# GIVEN PROBLEM
Copy out the lines running from the one containing "y-tick-label: 7.0 — [56, 310, 78, 331]" to the one containing "annotation: A B — [268, 176, 298, 195]", both included, with "Humedad" replaced by "Humidity" and nothing else changed.

# RECORD LIST
-=-=-

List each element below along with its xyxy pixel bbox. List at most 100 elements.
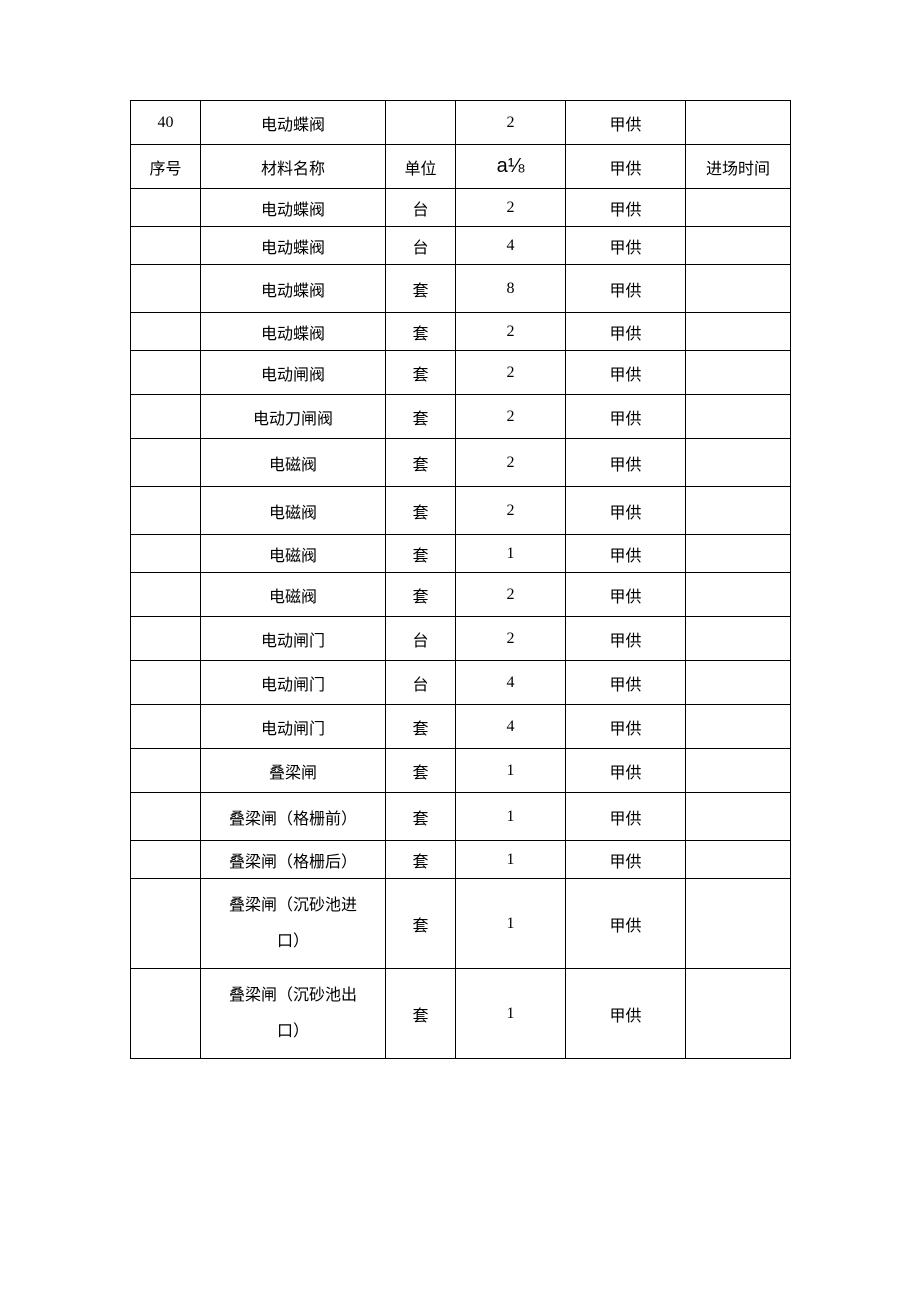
table-row: 电动蝶阀套2甲供 xyxy=(131,313,791,351)
materials-table-container: 40电动蝶阀2甲供序号材料名称单位a⅛甲供进场时间电动蝶阀台2甲供电动蝶阀台4甲… xyxy=(130,100,790,1059)
table-cell: 8 xyxy=(456,265,566,313)
table-cell: 台 xyxy=(386,661,456,705)
table-cell: 2 xyxy=(456,487,566,535)
table-cell xyxy=(686,879,791,969)
table-cell: 电动闸门 xyxy=(201,705,386,749)
table-cell: 电磁阀 xyxy=(201,573,386,617)
table-cell: 单位 xyxy=(386,145,456,189)
table-cell: 叠梁闸 xyxy=(201,749,386,793)
table-cell: 台 xyxy=(386,227,456,265)
table-row: 电动刀闸阀套2甲供 xyxy=(131,395,791,439)
table-row: 电动蝶阀套8甲供 xyxy=(131,265,791,313)
table-cell: 甲供 xyxy=(566,265,686,313)
table-cell: 2 xyxy=(456,439,566,487)
table-cell: 套 xyxy=(386,793,456,841)
table-cell: 40 xyxy=(131,101,201,145)
table-row: 电磁阀套2甲供 xyxy=(131,439,791,487)
table-cell xyxy=(686,395,791,439)
table-cell xyxy=(131,573,201,617)
table-cell: 甲供 xyxy=(566,661,686,705)
table-cell: 套 xyxy=(386,439,456,487)
table-row: 电动闸阀套2甲供 xyxy=(131,351,791,395)
cell-line: 叠梁闸（沉砂池出 xyxy=(201,978,385,1013)
table-cell: 电磁阀 xyxy=(201,535,386,573)
table-cell: 甲供 xyxy=(566,395,686,439)
table-cell: 台 xyxy=(386,189,456,227)
table-row: 序号材料名称单位a⅛甲供进场时间 xyxy=(131,145,791,189)
materials-table: 40电动蝶阀2甲供序号材料名称单位a⅛甲供进场时间电动蝶阀台2甲供电动蝶阀台4甲… xyxy=(130,100,791,1059)
table-cell: 甲供 xyxy=(566,535,686,573)
table-cell: 4 xyxy=(456,227,566,265)
table-row: 叠梁闸（沉砂池出口）套1甲供 xyxy=(131,969,791,1059)
table-cell xyxy=(131,487,201,535)
table-cell xyxy=(131,313,201,351)
table-cell: 电动蝶阀 xyxy=(201,101,386,145)
table-cell: 2 xyxy=(456,573,566,617)
table-row: 电动闸门台4甲供 xyxy=(131,661,791,705)
table-cell xyxy=(686,439,791,487)
table-cell xyxy=(131,661,201,705)
table-cell: 甲供 xyxy=(566,189,686,227)
table-cell xyxy=(131,395,201,439)
table-cell: 1 xyxy=(456,879,566,969)
table-cell: 甲供 xyxy=(566,969,686,1059)
table-cell: 甲供 xyxy=(566,841,686,879)
table-cell: 甲供 xyxy=(566,749,686,793)
table-cell: 套 xyxy=(386,969,456,1059)
table-cell: 电动蝶阀 xyxy=(201,227,386,265)
table-cell: 套 xyxy=(386,313,456,351)
table-cell: 电磁阀 xyxy=(201,439,386,487)
table-cell: 电动蝶阀 xyxy=(201,189,386,227)
table-row: 电动蝶阀台2甲供 xyxy=(131,189,791,227)
table-row: 电动蝶阀台4甲供 xyxy=(131,227,791,265)
table-cell: 2 xyxy=(456,189,566,227)
table-cell: 甲供 xyxy=(566,351,686,395)
table-cell xyxy=(686,351,791,395)
table-cell xyxy=(131,265,201,313)
table-cell: 甲供 xyxy=(566,439,686,487)
table-row: 电磁阀套2甲供 xyxy=(131,573,791,617)
table-cell: 1 xyxy=(456,841,566,879)
table-cell: 套 xyxy=(386,879,456,969)
table-cell: 电动蝶阀 xyxy=(201,265,386,313)
table-cell xyxy=(386,101,456,145)
table-cell xyxy=(131,189,201,227)
table-cell xyxy=(131,841,201,879)
table-cell xyxy=(686,313,791,351)
table-cell xyxy=(131,351,201,395)
table-cell: 1 xyxy=(456,793,566,841)
table-cell: 4 xyxy=(456,705,566,749)
table-cell: 套 xyxy=(386,395,456,439)
table-cell: 电动闸阀 xyxy=(201,351,386,395)
table-cell: 甲供 xyxy=(566,487,686,535)
table-cell: 1 xyxy=(456,969,566,1059)
table-cell: 叠梁闸（沉砂池进口） xyxy=(201,879,386,969)
table-cell xyxy=(131,535,201,573)
table-cell: 套 xyxy=(386,351,456,395)
table-cell xyxy=(686,265,791,313)
table-cell: 甲供 xyxy=(566,705,686,749)
cell-line: 口） xyxy=(201,924,385,959)
table-cell xyxy=(131,749,201,793)
table-cell: 进场时间 xyxy=(686,145,791,189)
table-cell: 甲供 xyxy=(566,227,686,265)
table-row: 电动闸门台2甲供 xyxy=(131,617,791,661)
table-cell: 电动蝶阀 xyxy=(201,313,386,351)
table-cell xyxy=(131,617,201,661)
table-cell: 套 xyxy=(386,573,456,617)
table-cell xyxy=(131,439,201,487)
table-cell: 2 xyxy=(456,395,566,439)
table-cell: 甲供 xyxy=(566,793,686,841)
table-cell: 套 xyxy=(386,535,456,573)
table-row: 40电动蝶阀2甲供 xyxy=(131,101,791,145)
table-cell: 甲供 xyxy=(566,313,686,351)
table-cell xyxy=(686,749,791,793)
table-cell xyxy=(686,617,791,661)
table-cell: 2 xyxy=(456,101,566,145)
table-cell: 甲供 xyxy=(566,573,686,617)
table-row: 叠梁闸（格栅前）套1甲供 xyxy=(131,793,791,841)
cell-line: 口） xyxy=(201,1014,385,1049)
table-cell: 1 xyxy=(456,535,566,573)
table-cell xyxy=(686,793,791,841)
table-cell xyxy=(686,227,791,265)
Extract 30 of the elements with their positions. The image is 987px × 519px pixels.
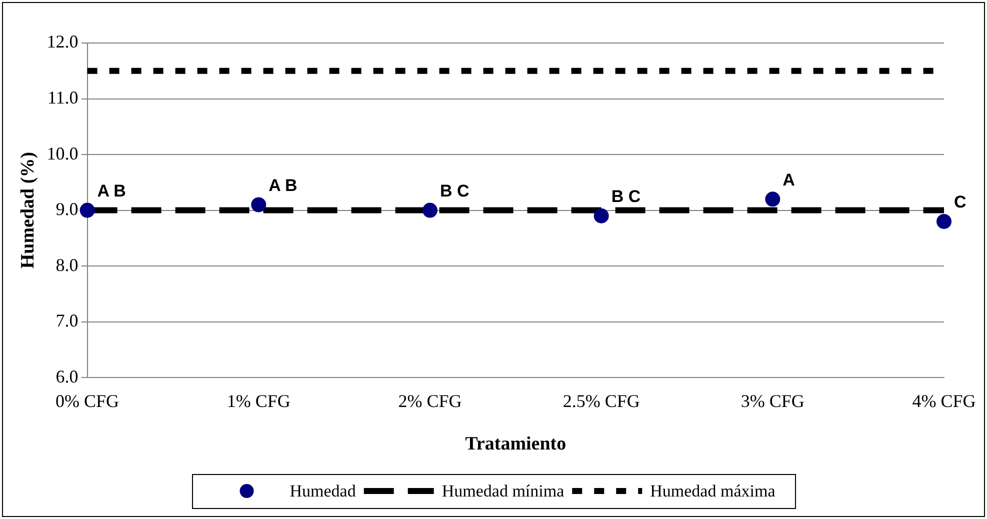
y-tick-label: 7.0 — [56, 310, 78, 331]
y-axis-title: Humedad (%) — [17, 152, 38, 269]
annotation: A B — [97, 181, 126, 200]
x-tick-label: 2.5% CFG — [562, 391, 640, 412]
y-tick-label: 12.0 — [46, 32, 78, 52]
x-tick-label: 4% CFG — [912, 391, 976, 412]
x-tick-label: 3% CFG — [740, 391, 804, 412]
x-axis-title: Tratamiento — [465, 434, 566, 455]
y-tick-label: 6.0 — [56, 366, 78, 386]
point — [765, 192, 780, 207]
point — [251, 197, 266, 212]
y-tick-label: 10.0 — [46, 143, 78, 164]
y-tick-label: 11.0 — [47, 88, 78, 108]
annotation: A B — [268, 176, 298, 195]
x-tick-label: 2% CFG — [398, 391, 462, 412]
x-tick-label: 0% CFG — [56, 391, 120, 412]
y-tick-label: 8.0 — [56, 254, 78, 275]
y-tick-label: 9.0 — [56, 199, 78, 220]
point — [594, 208, 609, 224]
annotation: B C — [440, 181, 470, 200]
annotation: C — [954, 192, 966, 212]
point — [80, 202, 95, 218]
point — [422, 202, 438, 218]
annotation: B C — [611, 187, 641, 206]
annotation: A — [782, 170, 795, 190]
legend-label: Humedad máxima — [650, 481, 776, 500]
point — [936, 214, 952, 229]
legend-label: Humedad — [290, 481, 356, 500]
legend-label: Humedad mínima — [442, 481, 565, 500]
x-tick-label: 1% CFG — [226, 391, 290, 412]
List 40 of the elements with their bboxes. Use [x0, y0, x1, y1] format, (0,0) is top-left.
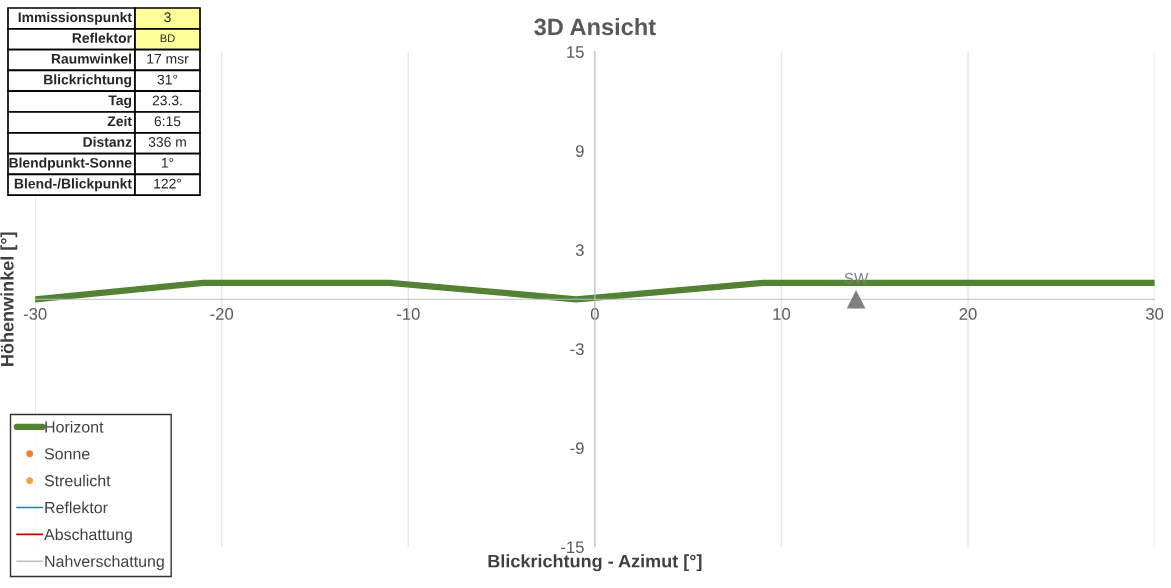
legend-label: Reflektor [45, 501, 108, 514]
annotation: Zeit [107, 115, 132, 127]
chart-title: 3D Ansicht [534, 17, 656, 36]
annotation: Blickrichtung [44, 74, 132, 88]
annotation: Blendpunkt-Sonne [9, 157, 132, 171]
x-tick-label: -10 [396, 308, 420, 320]
legend-label: Streulicht [44, 474, 111, 487]
y-tick-label: 15 [567, 46, 584, 58]
legend-label: Abschattung [44, 528, 132, 544]
y-tick-label: -3 [570, 343, 584, 355]
x-axis-title: Blickrichtung - Azimut [°] [488, 554, 702, 572]
text: Immissionspunkt [18, 11, 132, 25]
legend-label: Horizont [45, 420, 104, 433]
annotation: 336 m [148, 137, 186, 147]
annotation: 6:15 [154, 116, 181, 127]
y-axis-title: Höhenwinkel [°] [0, 232, 18, 366]
x-tick-label: 30 [1145, 308, 1164, 320]
x-tick-label: 0 [590, 308, 599, 320]
y-tick-label: -9 [570, 442, 584, 455]
x-tick-label: -30 [23, 308, 47, 320]
annotation: Blend-/Blickpunkt [14, 178, 132, 192]
x-tick-label: 20 [959, 308, 977, 320]
y-tick-label: -15 [561, 541, 584, 554]
annotation: 23.3. [152, 95, 182, 106]
legend-label: Nahverschattung [45, 555, 164, 571]
x-tick-label: -20 [210, 308, 234, 320]
y-tick-label: 3 [575, 244, 584, 256]
annotation: Raumwinkel [51, 53, 132, 64]
annotation: Tag [108, 95, 132, 109]
text: 3 [164, 12, 171, 23]
annotation: 31° [157, 74, 178, 85]
annotation: 17 msr [147, 54, 189, 64]
legend-label: Sonne [44, 448, 90, 460]
annotation: 122° [154, 178, 182, 189]
x-tick-label: 10 [773, 308, 791, 320]
annotation: Distanz [83, 136, 132, 147]
annotation: 1° [161, 157, 174, 168]
text: Reflektor [72, 32, 132, 43]
y-tick-label: 9 [575, 145, 584, 157]
text: BD [160, 34, 175, 43]
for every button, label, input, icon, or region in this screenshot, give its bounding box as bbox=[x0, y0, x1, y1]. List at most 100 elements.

-=-=-

# EXERCISE RESULT
y-tick-label: 7.0 — [56, 310, 78, 331]
y-axis-title: Humidity (%) — [17, 152, 38, 269]
annotation: A B — [97, 181, 126, 200]
x-tick-label: 2.5% CFG — [562, 391, 640, 412]
y-tick-label: 12.0 — [46, 32, 78, 52]
x-tick-label: 4% CFG — [912, 391, 976, 412]
x-tick-label: 3% CFG — [740, 391, 804, 412]
x-axis-title: Tratamiento — [465, 434, 566, 455]
y-tick-label: 6.0 — [56, 366, 78, 386]
point — [765, 192, 780, 207]
point — [251, 197, 266, 212]
y-tick-label: 10.0 — [46, 143, 78, 164]
y-tick-label: 11.0 — [47, 88, 78, 108]
annotation: A B — [268, 176, 298, 195]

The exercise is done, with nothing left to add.